[Figure content listings]
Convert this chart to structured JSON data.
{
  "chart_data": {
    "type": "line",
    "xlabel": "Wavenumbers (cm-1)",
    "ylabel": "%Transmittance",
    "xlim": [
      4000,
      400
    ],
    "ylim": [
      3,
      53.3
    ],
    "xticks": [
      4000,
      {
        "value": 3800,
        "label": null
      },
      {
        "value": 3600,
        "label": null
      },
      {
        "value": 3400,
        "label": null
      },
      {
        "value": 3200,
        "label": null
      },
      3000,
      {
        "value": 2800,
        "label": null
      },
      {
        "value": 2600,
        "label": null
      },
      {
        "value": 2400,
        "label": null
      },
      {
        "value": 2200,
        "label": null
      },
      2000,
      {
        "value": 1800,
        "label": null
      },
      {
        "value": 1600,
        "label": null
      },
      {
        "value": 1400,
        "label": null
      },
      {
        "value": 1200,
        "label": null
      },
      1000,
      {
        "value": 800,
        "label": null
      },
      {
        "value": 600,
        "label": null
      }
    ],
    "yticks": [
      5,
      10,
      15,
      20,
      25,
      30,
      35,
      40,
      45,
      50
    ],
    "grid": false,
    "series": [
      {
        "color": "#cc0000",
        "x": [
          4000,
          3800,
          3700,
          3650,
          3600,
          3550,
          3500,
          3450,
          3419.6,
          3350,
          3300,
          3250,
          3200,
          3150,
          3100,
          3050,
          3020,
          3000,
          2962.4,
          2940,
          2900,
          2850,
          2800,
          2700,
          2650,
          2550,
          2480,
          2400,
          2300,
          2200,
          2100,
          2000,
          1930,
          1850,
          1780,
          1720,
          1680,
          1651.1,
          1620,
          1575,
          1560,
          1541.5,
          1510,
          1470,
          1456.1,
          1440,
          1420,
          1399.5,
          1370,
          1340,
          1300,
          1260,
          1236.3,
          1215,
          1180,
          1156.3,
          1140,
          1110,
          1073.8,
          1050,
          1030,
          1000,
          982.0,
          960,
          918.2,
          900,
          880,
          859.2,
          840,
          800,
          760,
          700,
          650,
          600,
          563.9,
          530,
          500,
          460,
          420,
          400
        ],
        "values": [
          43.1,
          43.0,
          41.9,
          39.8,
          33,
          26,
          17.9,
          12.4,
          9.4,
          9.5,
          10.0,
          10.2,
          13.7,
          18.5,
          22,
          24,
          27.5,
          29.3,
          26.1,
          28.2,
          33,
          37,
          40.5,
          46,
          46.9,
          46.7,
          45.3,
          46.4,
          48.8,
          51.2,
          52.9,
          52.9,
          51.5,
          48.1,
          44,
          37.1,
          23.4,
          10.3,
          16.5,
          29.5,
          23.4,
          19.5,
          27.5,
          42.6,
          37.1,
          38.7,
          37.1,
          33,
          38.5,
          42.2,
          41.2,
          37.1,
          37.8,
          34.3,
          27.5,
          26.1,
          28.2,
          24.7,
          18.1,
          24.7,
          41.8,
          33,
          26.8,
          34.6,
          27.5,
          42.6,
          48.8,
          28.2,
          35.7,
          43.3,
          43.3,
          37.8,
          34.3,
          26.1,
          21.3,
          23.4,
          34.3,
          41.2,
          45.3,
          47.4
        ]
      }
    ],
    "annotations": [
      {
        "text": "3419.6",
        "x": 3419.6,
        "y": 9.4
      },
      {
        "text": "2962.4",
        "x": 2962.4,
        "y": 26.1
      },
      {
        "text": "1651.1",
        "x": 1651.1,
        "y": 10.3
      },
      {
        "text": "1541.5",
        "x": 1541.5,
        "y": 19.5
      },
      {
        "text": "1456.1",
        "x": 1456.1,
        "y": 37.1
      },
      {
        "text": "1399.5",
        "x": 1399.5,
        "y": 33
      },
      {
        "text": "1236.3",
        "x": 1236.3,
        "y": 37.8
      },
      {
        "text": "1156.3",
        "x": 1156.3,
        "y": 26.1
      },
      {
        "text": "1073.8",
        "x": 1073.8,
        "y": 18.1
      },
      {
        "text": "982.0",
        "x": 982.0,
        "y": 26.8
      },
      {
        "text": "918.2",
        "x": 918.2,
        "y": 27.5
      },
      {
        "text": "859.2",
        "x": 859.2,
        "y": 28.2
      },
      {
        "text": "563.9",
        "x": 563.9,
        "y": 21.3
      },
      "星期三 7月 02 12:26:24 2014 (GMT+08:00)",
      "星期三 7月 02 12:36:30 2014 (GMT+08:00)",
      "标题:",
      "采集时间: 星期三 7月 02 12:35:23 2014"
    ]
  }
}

_Exercise details_
Set down all of the records shown above once more, exactly.

_The response_
Convert this chart to structured JSON data.
{
  "chart_data": {
    "type": "line",
    "xlabel": "Wavenumbers (cm-1)",
    "ylabel": "%Transmittance",
    "xlim": [
      4000,
      400
    ],
    "ylim": [
      3,
      53.3
    ],
    "xticks": [
      4000,
      {
        "value": 3800,
        "label": null
      },
      {
        "value": 3600,
        "label": null
      },
      {
        "value": 3400,
        "label": null
      },
      {
        "value": 3200,
        "label": null
      },
      3000,
      {
        "value": 2800,
        "label": null
      },
      {
        "value": 2600,
        "label": null
      },
      {
        "value": 2400,
        "label": null
      },
      {
        "value": 2200,
        "label": null
      },
      2000,
      {
        "value": 1800,
        "label": null
      },
      {
        "value": 1600,
        "label": null
      },
      {
        "value": 1400,
        "label": null
      },
      {
        "value": 1200,
        "label": null
      },
      1000,
      {
        "value": 800,
        "label": null
      },
      {
        "value": 600,
        "label": null
      }
    ],
    "yticks": [
      5,
      10,
      15,
      20,
      25,
      30,
      35,
      40,
      45,
      50
    ],
    "grid": false,
    "series": [
      {
        "color": "#cc0000",
        "x": [
          4000,
          3800,
          3700,
          3650,
          3600,
          3550,
          3500,
          3450,
          3419.6,
          3350,
          3300,
          3250,
          3200,
          3150,
          3100,
          3050,
          3020,
          3000,
          2962.4,
          2940,
          2900,
          2850,
          2800,
          2700,
          2650,
          2550,
          2480,
          2400,
          2300,
          2200,
          2100,
          2000,
          1930,
          1850,
          1780,
          1720,
          1680,
          1651.1,
          1620,
          1575,
          1560,
          1541.5,
          1510,
          1470,
          1456.1,
          1440,
          1420,
          1399.5,
          1370,
          1340,
          1300,
          1260,
          1236.3,
          1215,
          1180,
          1156.3,
          1140,
          1110,
          1073.8,
          1050,
          1030,
          1000,
          982.0,
          960,
          918.2,
          900,
          880,
          859.2,
          840,
          800,
          760,
          700,
          650,
          600,
          563.9,
          530,
          500,
          460,
          420,
          400
        ],
        "values": [
          43.1,
          43.0,
          41.9,
          39.8,
          33,
          26,
          17.9,
          12.4,
          9.4,
          9.5,
          10.0,
          10.2,
          13.7,
          18.5,
          22,
          24,
          27.5,
          29.3,
          26.1,
          28.2,
          33,
          37,
          40.5,
          46,
          46.9,
          46.7,
          45.3,
          46.4,
          48.8,
          51.2,
          52.9,
          52.9,
          51.5,
          48.1,
          44,
          37.1,
          23.4,
          10.3,
          16.5,
          29.5,
          23.4,
          19.5,
          27.5,
          42.6,
          37.1,
          38.7,
          37.1,
          33,
          38.5,
          42.2,
          41.2,
          37.1,
          37.8,
          34.3,
          27.5,
          26.1,
          28.2,
          24.7,
          18.1,
          24.7,
          41.8,
          33,
          26.8,
          34.6,
          27.5,
          42.6,
          48.8,
          28.2,
          35.7,
          43.3,
          43.3,
          37.8,
          34.3,
          26.1,
          21.3,
          23.4,
          34.3,
          41.2,
          45.3,
          47.4
        ]
      }
    ],
    "annotations": [
      {
        "text": "3419.6",
        "x": 3419.6,
        "y": 9.4
      },
      {
        "text": "2962.4",
        "x": 2962.4,
        "y": 26.1
      },
      {
        "text": "1651.1",
        "x": 1651.1,
        "y": 10.3
      },
      {
        "text": "1541.5",
        "x": 1541.5,
        "y": 19.5
      },
      {
        "text": "1456.1",
        "x": 1456.1,
        "y": 37.1
      },
      {
        "text": "1399.5",
        "x": 1399.5,
        "y": 33
      },
      {
        "text": "1236.3",
        "x": 1236.3,
        "y": 37.8
      },
      {
        "text": "1156.3",
        "x": 1156.3,
        "y": 26.1
      },
      {
        "text": "1073.8",
        "x": 1073.8,
        "y": 18.1
      },
      {
        "text": "982.0",
        "x": 982.0,
        "y": 26.8
      },
      {
        "text": "918.2",
        "x": 918.2,
        "y": 27.5
      },
      {
        "text": "859.2",
        "x": 859.2,
        "y": 28.2
      },
      {
        "text": "563.9",
        "x": 563.9,
        "y": 21.3
      },
      "星期三 7月 02 12:26:24 2014 (GMT+08:00)",
      "星期三 7月 02 12:36:30 2014 (GMT+08:00)",
      "标题:",
      "采集时间: 星期三 7月 02 12:35:23 2014"
    ]
  }
}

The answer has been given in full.